- **WHAT THE TASK REQUIRES**
What follows is a block of records; reproduce all of it verbatim.

━━━━━━━━━━

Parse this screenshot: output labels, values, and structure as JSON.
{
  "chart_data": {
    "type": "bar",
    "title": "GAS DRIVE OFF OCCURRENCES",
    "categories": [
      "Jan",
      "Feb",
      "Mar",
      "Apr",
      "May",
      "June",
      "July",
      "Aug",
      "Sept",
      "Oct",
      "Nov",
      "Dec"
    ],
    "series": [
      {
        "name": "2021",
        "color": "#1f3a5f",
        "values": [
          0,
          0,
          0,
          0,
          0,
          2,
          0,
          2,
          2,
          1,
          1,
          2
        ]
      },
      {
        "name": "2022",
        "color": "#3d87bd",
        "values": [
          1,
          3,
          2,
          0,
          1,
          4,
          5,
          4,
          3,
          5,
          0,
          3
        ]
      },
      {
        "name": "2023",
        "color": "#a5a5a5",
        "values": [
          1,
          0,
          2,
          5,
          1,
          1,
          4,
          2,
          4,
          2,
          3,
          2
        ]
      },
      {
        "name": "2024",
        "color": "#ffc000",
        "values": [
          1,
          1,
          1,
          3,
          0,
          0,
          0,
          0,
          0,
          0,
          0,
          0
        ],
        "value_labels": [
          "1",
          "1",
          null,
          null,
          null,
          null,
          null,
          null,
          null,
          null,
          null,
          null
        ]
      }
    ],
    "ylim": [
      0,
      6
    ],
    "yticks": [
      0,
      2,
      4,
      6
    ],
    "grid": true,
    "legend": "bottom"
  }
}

━━━━━━━━━━

- **PROBLEM SOLUTION**
Parse this screenshot: output labels, values, and structure as JSON.
{
  "chart_data": {
    "type": "bar",
    "title": "GAS DRIVE OFF OCCURRENCES",
    "categories": [
      "Jan",
      "Feb",
      "Mar",
      "Apr",
      "May",
      "June",
      "July",
      "Aug",
      "Sept",
      "Oct",
      "Nov",
      "Dec"
    ],
    "series": [
      {
        "name": "2021",
        "color": "#1f3a5f",
        "values": [
          0,
          0,
          0,
          0,
          0,
          2,
          0,
          2,
          2,
          1,
          1,
          2
        ]
      },
      {
        "name": "2022",
        "color": "#3d87bd",
        "values": [
          1,
          3,
          2,
          0,
          1,
          4,
          5,
          4,
          3,
          5,
          0,
          3
        ]
      },
      {
        "name": "2023",
        "color": "#a5a5a5",
        "values": [
          1,
          0,
          2,
          5,
          1,
          1,
          4,
          2,
          4,
          2,
          3,
          2
        ]
      },
      {
        "name": "2024",
        "color": "#ffc000",
        "values": [
          1,
          1,
          1,
          3,
          0,
          0,
          0,
          0,
          0,
          0,
          0,
          0
        ],
        "value_labels": [
          "1",
          "1",
          null,
          null,
          null,
          null,
          null,
          null,
          null,
          null,
          null,
          null
        ]
      }
    ],
    "ylim": [
      0,
      6
    ],
    "yticks": [
      0,
      2,
      4,
      6
    ],
    "grid": true,
    "legend": "bottom"
  }
}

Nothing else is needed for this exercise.